* [Short problem]
Repeat the listing word for word. No pictures belong in the copy.

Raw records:
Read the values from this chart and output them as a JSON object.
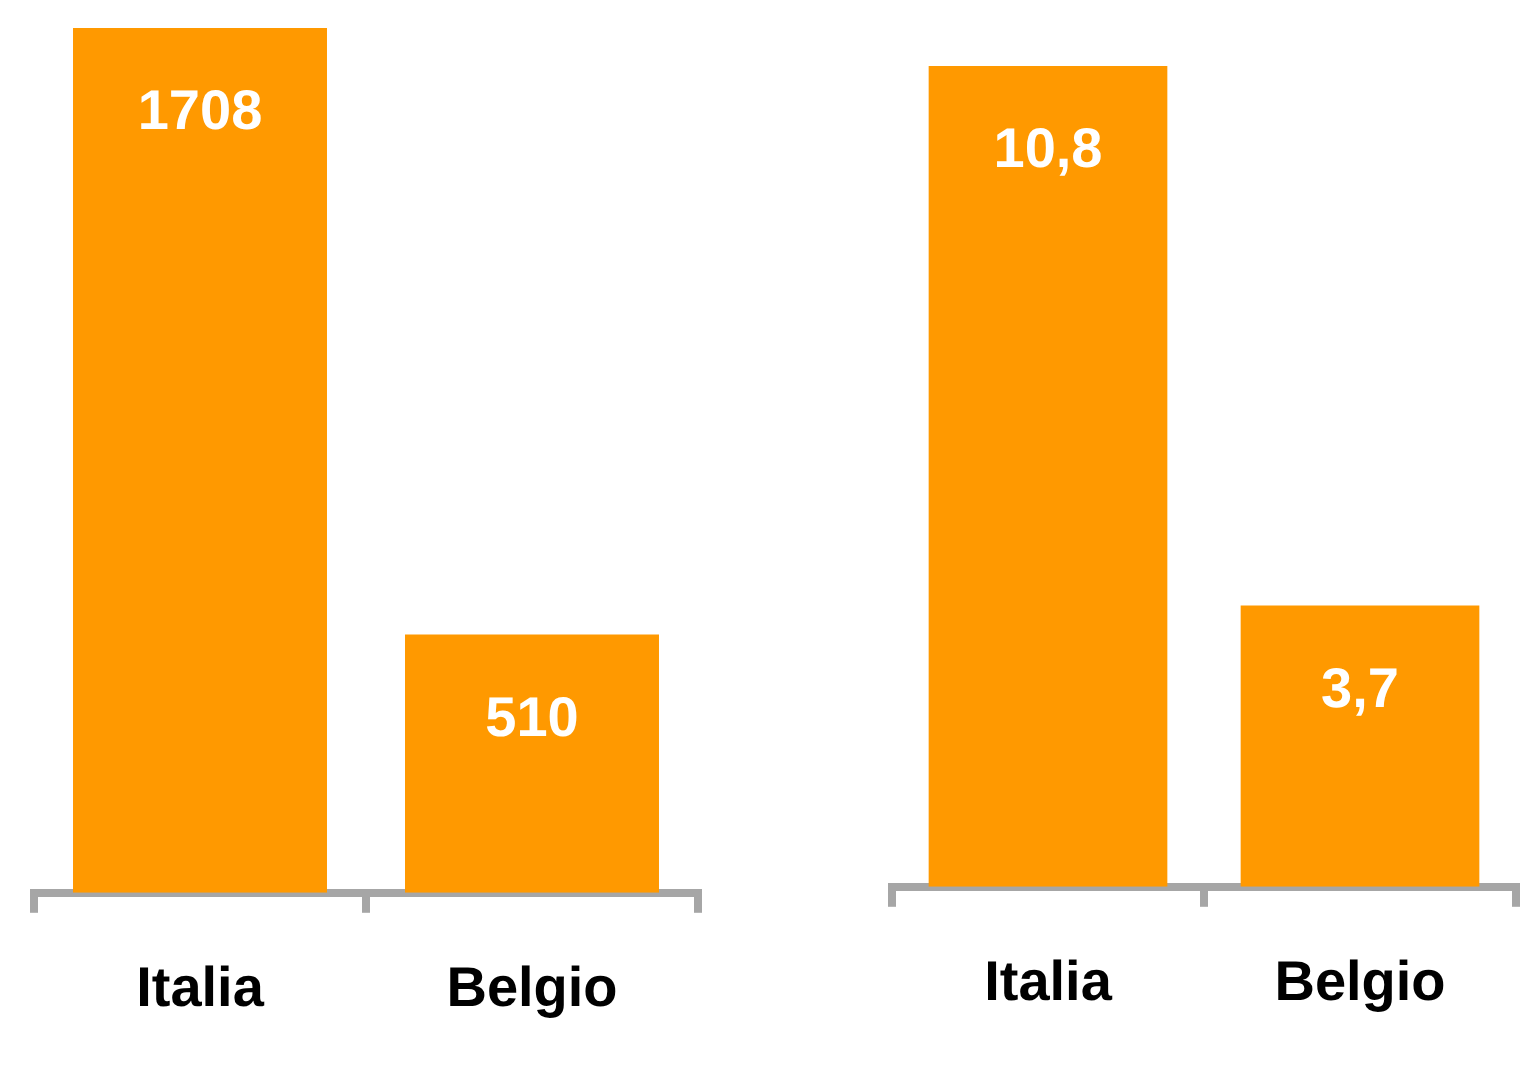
{
  "chart_data": [
    {
      "type": "bar",
      "categories": [
        "Italia",
        "Belgio"
      ],
      "values": [
        1708,
        510
      ],
      "color": "#ff9900",
      "data_labels": true
    },
    {
      "type": "bar",
      "categories": [
        "Italia",
        "Belgio"
      ],
      "values": [
        10.8,
        3.7
      ],
      "color": "#ff9900",
      "value_labels": [
        "10,8",
        "3,7"
      ]
    }
  ]
}
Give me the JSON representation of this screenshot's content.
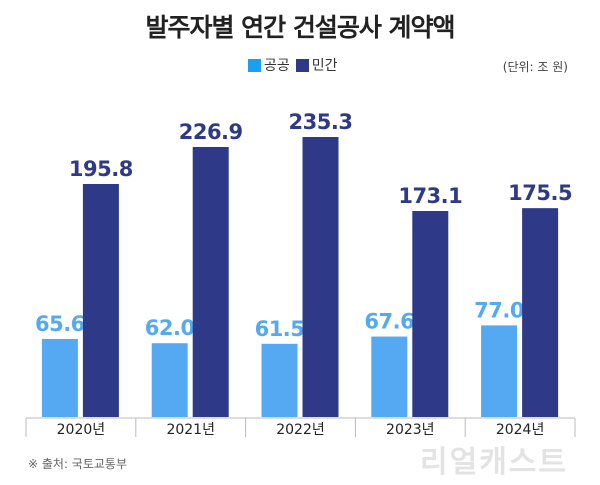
{
  "chart_data": {
    "type": "bar",
    "title": "발주자별 연간 건설공사 계약액",
    "unit": "(단위: 조 원)",
    "categories": [
      "2020년",
      "2021년",
      "2022년",
      "2023년",
      "2024년"
    ],
    "series": [
      {
        "name": "공공",
        "color": "#55a9f3",
        "values": [
          65.6,
          62.0,
          61.5,
          67.6,
          77.0
        ],
        "labels": [
          "65.6",
          "62.0",
          "61.5",
          "67.6",
          "77.0"
        ]
      },
      {
        "name": "민간",
        "color": "#2e3a87",
        "values": [
          195.8,
          226.9,
          235.3,
          173.1,
          175.5
        ],
        "labels": [
          "195.8",
          "226.9",
          "235.3",
          "173.1",
          "175.5"
        ]
      }
    ],
    "ylim": [
      0,
      240
    ],
    "legend": "top-center",
    "source": "※ 출처: 국토교통부",
    "watermark": "리얼캐스트"
  }
}
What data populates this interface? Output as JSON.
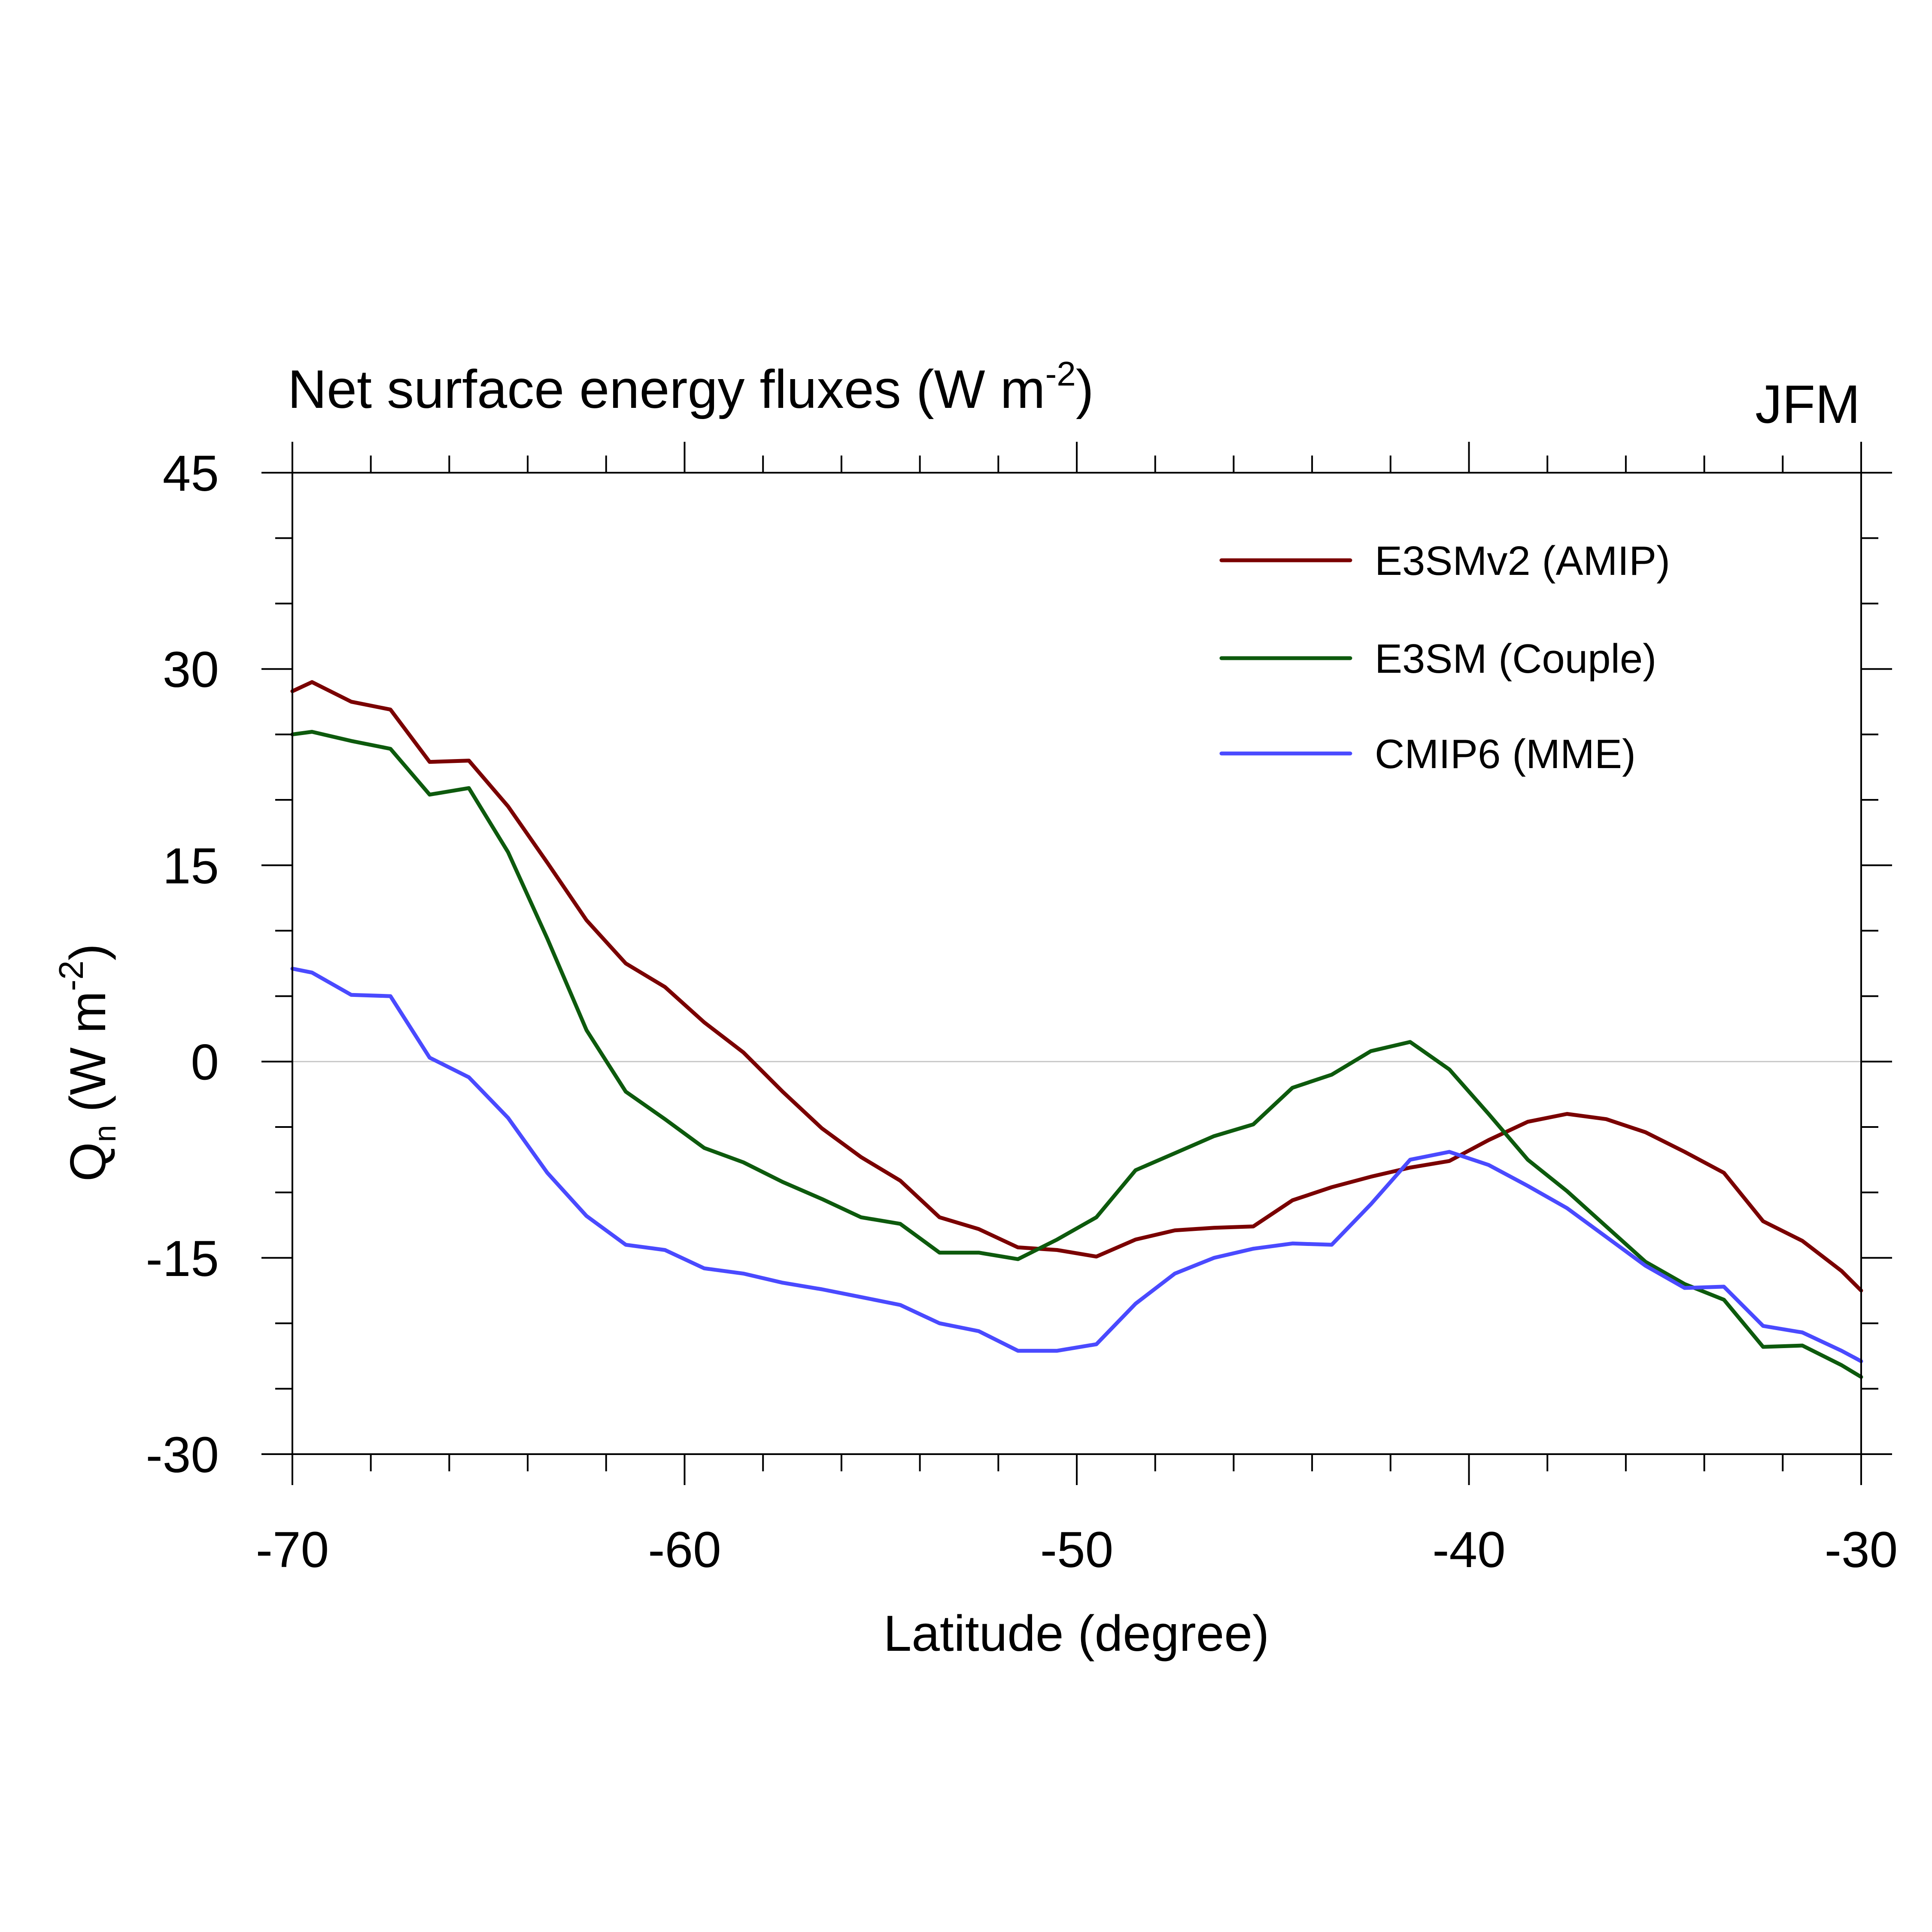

* [Result of this task]
Read the values from this chart and output them as a JSON object.
{
  "chart_data": [
    {
      "type": "bar",
      "categories": [
        "Italia",
        "Belgio"
      ],
      "values": [
        1708,
        510
      ],
      "color": "#ff9900",
      "data_labels": true
    },
    {
      "type": "bar",
      "categories": [
        "Italia",
        "Belgio"
      ],
      "values": [
        10.8,
        3.7
      ],
      "color": "#ff9900",
      "value_labels": [
        "10,8",
        "3,7"
      ]
    }
  ]
}
Give me the JSON representation of this screenshot's content.
{
  "chart_data": {
    "type": "bar",
    "title": "발주자별 연간 건설공사 계약액",
    "unit": "(단위: 조 원)",
    "categories": [
      "2020년",
      "2021년",
      "2022년",
      "2023년",
      "2024년"
    ],
    "series": [
      {
        "name": "공공",
        "color": "#55a9f3",
        "values": [
          65.6,
          62.0,
          61.5,
          67.6,
          77.0
        ],
        "labels": [
          "65.6",
          "62.0",
          "61.5",
          "67.6",
          "77.0"
        ]
      },
      {
        "name": "민간",
        "color": "#2e3a87",
        "values": [
          195.8,
          226.9,
          235.3,
          173.1,
          175.5
        ],
        "labels": [
          "195.8",
          "226.9",
          "235.3",
          "173.1",
          "175.5"
        ]
      }
    ],
    "ylim": [
      0,
      240
    ],
    "legend": "top-center",
    "source": "※ 출처: 국토교통부",
    "watermark": "리얼캐스트"
  }
}
What data populates this interface? Output as JSON.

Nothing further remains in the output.